(Exercise objective)
Please transcribe the data below exactly. Leave the pictures out.

(Data items)

§

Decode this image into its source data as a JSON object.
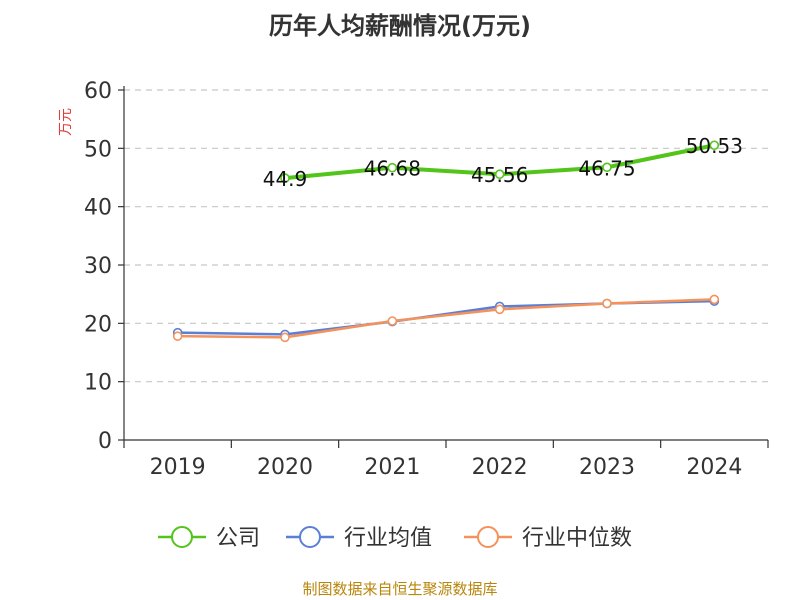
{
  "chart_data": {
    "type": "line",
    "title": "历年人均薪酬情况(万元)",
    "ylabel": "万元",
    "xlabel": "",
    "ylim": [
      0,
      60
    ],
    "yticks": [
      0,
      10,
      20,
      30,
      40,
      50,
      60
    ],
    "grid": true,
    "legend_position": "bottom",
    "categories": [
      "2019",
      "2020",
      "2021",
      "2022",
      "2023",
      "2024"
    ],
    "series": [
      {
        "name": "公司",
        "color": "#52c41a",
        "values": [
          null,
          44.9,
          46.68,
          45.56,
          46.75,
          50.53
        ],
        "labels": [
          "",
          "44.9",
          "46.68",
          "45.56",
          "46.75",
          "50.53"
        ]
      },
      {
        "name": "行业均值",
        "color": "#5b7fd6",
        "values": [
          18.4,
          18.1,
          20.3,
          22.9,
          23.4,
          23.8
        ]
      },
      {
        "name": "行业中位数",
        "color": "#f4925b",
        "values": [
          17.8,
          17.6,
          20.4,
          22.4,
          23.4,
          24.1
        ]
      }
    ],
    "source": "制图数据来自恒生聚源数据库"
  }
}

§

(Correct output)
Decode this image into its source data as a JSON object.
{
  "chart_data": {
    "type": "line",
    "title": "历年人均薪酬情况(万元)",
    "ylabel": "万元",
    "xlabel": "",
    "ylim": [
      0,
      60
    ],
    "yticks": [
      0,
      10,
      20,
      30,
      40,
      50,
      60
    ],
    "grid": true,
    "legend_position": "bottom",
    "categories": [
      "2019",
      "2020",
      "2021",
      "2022",
      "2023",
      "2024"
    ],
    "series": [
      {
        "name": "公司",
        "color": "#52c41a",
        "values": [
          null,
          44.9,
          46.68,
          45.56,
          46.75,
          50.53
        ],
        "labels": [
          "",
          "44.9",
          "46.68",
          "45.56",
          "46.75",
          "50.53"
        ]
      },
      {
        "name": "行业均值",
        "color": "#5b7fd6",
        "values": [
          18.4,
          18.1,
          20.3,
          22.9,
          23.4,
          23.8
        ]
      },
      {
        "name": "行业中位数",
        "color": "#f4925b",
        "values": [
          17.8,
          17.6,
          20.4,
          22.4,
          23.4,
          24.1
        ]
      }
    ],
    "source": "制图数据来自恒生聚源数据库"
  }
}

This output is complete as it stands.